**What you have to do**
Write out each line that follows exactly as it stands, without the pictures.

**Given information**
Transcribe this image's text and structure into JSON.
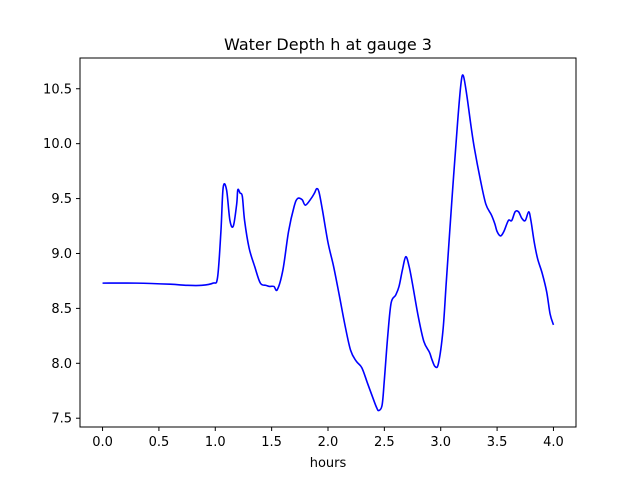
{
  "chart_data": {
    "type": "line",
    "title": "Water Depth h at gauge 3",
    "xlabel": "hours",
    "ylabel": "",
    "xlim": [
      -0.2,
      4.2
    ],
    "ylim": [
      7.42,
      10.78
    ],
    "x_ticks": [
      "0.0",
      "0.5",
      "1.0",
      "1.5",
      "2.0",
      "2.5",
      "3.0",
      "3.5",
      "4.0"
    ],
    "y_ticks": [
      "7.5",
      "8.0",
      "8.5",
      "9.0",
      "9.5",
      "10.0",
      "10.5"
    ],
    "grid": false,
    "legend": "none",
    "series": [
      {
        "color": "#0000ff",
        "x": [
          0.0,
          0.3,
          0.6,
          0.75,
          0.88,
          0.98,
          1.02,
          1.05,
          1.07,
          1.1,
          1.13,
          1.16,
          1.19,
          1.2,
          1.22,
          1.24,
          1.26,
          1.3,
          1.35,
          1.4,
          1.45,
          1.48,
          1.52,
          1.55,
          1.6,
          1.65,
          1.7,
          1.73,
          1.77,
          1.8,
          1.85,
          1.88,
          1.9,
          1.92,
          1.95,
          2.0,
          2.05,
          2.1,
          2.15,
          2.2,
          2.25,
          2.3,
          2.35,
          2.4,
          2.43,
          2.45,
          2.48,
          2.5,
          2.53,
          2.56,
          2.6,
          2.63,
          2.66,
          2.69,
          2.72,
          2.75,
          2.8,
          2.85,
          2.9,
          2.92,
          2.95,
          2.98,
          3.02,
          3.05,
          3.1,
          3.15,
          3.18,
          3.2,
          3.23,
          3.27,
          3.3,
          3.35,
          3.4,
          3.45,
          3.48,
          3.5,
          3.53,
          3.56,
          3.6,
          3.63,
          3.66,
          3.69,
          3.72,
          3.75,
          3.78,
          3.8,
          3.83,
          3.86,
          3.9,
          3.94,
          3.97,
          4.0
        ],
        "y": [
          8.73,
          8.73,
          8.72,
          8.71,
          8.71,
          8.73,
          8.78,
          9.2,
          9.6,
          9.58,
          9.3,
          9.25,
          9.45,
          9.58,
          9.55,
          9.52,
          9.3,
          9.05,
          8.88,
          8.73,
          8.71,
          8.7,
          8.7,
          8.67,
          8.85,
          9.2,
          9.43,
          9.5,
          9.49,
          9.44,
          9.5,
          9.55,
          9.59,
          9.56,
          9.4,
          9.1,
          8.88,
          8.62,
          8.35,
          8.12,
          8.02,
          7.96,
          7.82,
          7.68,
          7.6,
          7.57,
          7.62,
          7.85,
          8.25,
          8.55,
          8.62,
          8.7,
          8.85,
          8.97,
          8.88,
          8.72,
          8.43,
          8.2,
          8.1,
          8.04,
          7.97,
          8.0,
          8.3,
          8.75,
          9.5,
          10.2,
          10.55,
          10.62,
          10.45,
          10.15,
          9.95,
          9.68,
          9.45,
          9.35,
          9.27,
          9.2,
          9.16,
          9.2,
          9.3,
          9.3,
          9.38,
          9.38,
          9.32,
          9.3,
          9.38,
          9.3,
          9.1,
          8.95,
          8.82,
          8.65,
          8.45,
          8.35
        ]
      }
    ]
  }
}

**Result for this exercise**
Transcribe this image's text and structure into JSON.
{
  "chart_data": {
    "type": "line",
    "title": "Water Depth h at gauge 3",
    "xlabel": "hours",
    "ylabel": "",
    "xlim": [
      -0.2,
      4.2
    ],
    "ylim": [
      7.42,
      10.78
    ],
    "x_ticks": [
      "0.0",
      "0.5",
      "1.0",
      "1.5",
      "2.0",
      "2.5",
      "3.0",
      "3.5",
      "4.0"
    ],
    "y_ticks": [
      "7.5",
      "8.0",
      "8.5",
      "9.0",
      "9.5",
      "10.0",
      "10.5"
    ],
    "grid": false,
    "legend": "none",
    "series": [
      {
        "color": "#0000ff",
        "x": [
          0.0,
          0.3,
          0.6,
          0.75,
          0.88,
          0.98,
          1.02,
          1.05,
          1.07,
          1.1,
          1.13,
          1.16,
          1.19,
          1.2,
          1.22,
          1.24,
          1.26,
          1.3,
          1.35,
          1.4,
          1.45,
          1.48,
          1.52,
          1.55,
          1.6,
          1.65,
          1.7,
          1.73,
          1.77,
          1.8,
          1.85,
          1.88,
          1.9,
          1.92,
          1.95,
          2.0,
          2.05,
          2.1,
          2.15,
          2.2,
          2.25,
          2.3,
          2.35,
          2.4,
          2.43,
          2.45,
          2.48,
          2.5,
          2.53,
          2.56,
          2.6,
          2.63,
          2.66,
          2.69,
          2.72,
          2.75,
          2.8,
          2.85,
          2.9,
          2.92,
          2.95,
          2.98,
          3.02,
          3.05,
          3.1,
          3.15,
          3.18,
          3.2,
          3.23,
          3.27,
          3.3,
          3.35,
          3.4,
          3.45,
          3.48,
          3.5,
          3.53,
          3.56,
          3.6,
          3.63,
          3.66,
          3.69,
          3.72,
          3.75,
          3.78,
          3.8,
          3.83,
          3.86,
          3.9,
          3.94,
          3.97,
          4.0
        ],
        "y": [
          8.73,
          8.73,
          8.72,
          8.71,
          8.71,
          8.73,
          8.78,
          9.2,
          9.6,
          9.58,
          9.3,
          9.25,
          9.45,
          9.58,
          9.55,
          9.52,
          9.3,
          9.05,
          8.88,
          8.73,
          8.71,
          8.7,
          8.7,
          8.67,
          8.85,
          9.2,
          9.43,
          9.5,
          9.49,
          9.44,
          9.5,
          9.55,
          9.59,
          9.56,
          9.4,
          9.1,
          8.88,
          8.62,
          8.35,
          8.12,
          8.02,
          7.96,
          7.82,
          7.68,
          7.6,
          7.57,
          7.62,
          7.85,
          8.25,
          8.55,
          8.62,
          8.7,
          8.85,
          8.97,
          8.88,
          8.72,
          8.43,
          8.2,
          8.1,
          8.04,
          7.97,
          8.0,
          8.3,
          8.75,
          9.5,
          10.2,
          10.55,
          10.62,
          10.45,
          10.15,
          9.95,
          9.68,
          9.45,
          9.35,
          9.27,
          9.2,
          9.16,
          9.2,
          9.3,
          9.3,
          9.38,
          9.38,
          9.32,
          9.3,
          9.38,
          9.3,
          9.1,
          8.95,
          8.82,
          8.65,
          8.45,
          8.35
        ]
      }
    ]
  }
}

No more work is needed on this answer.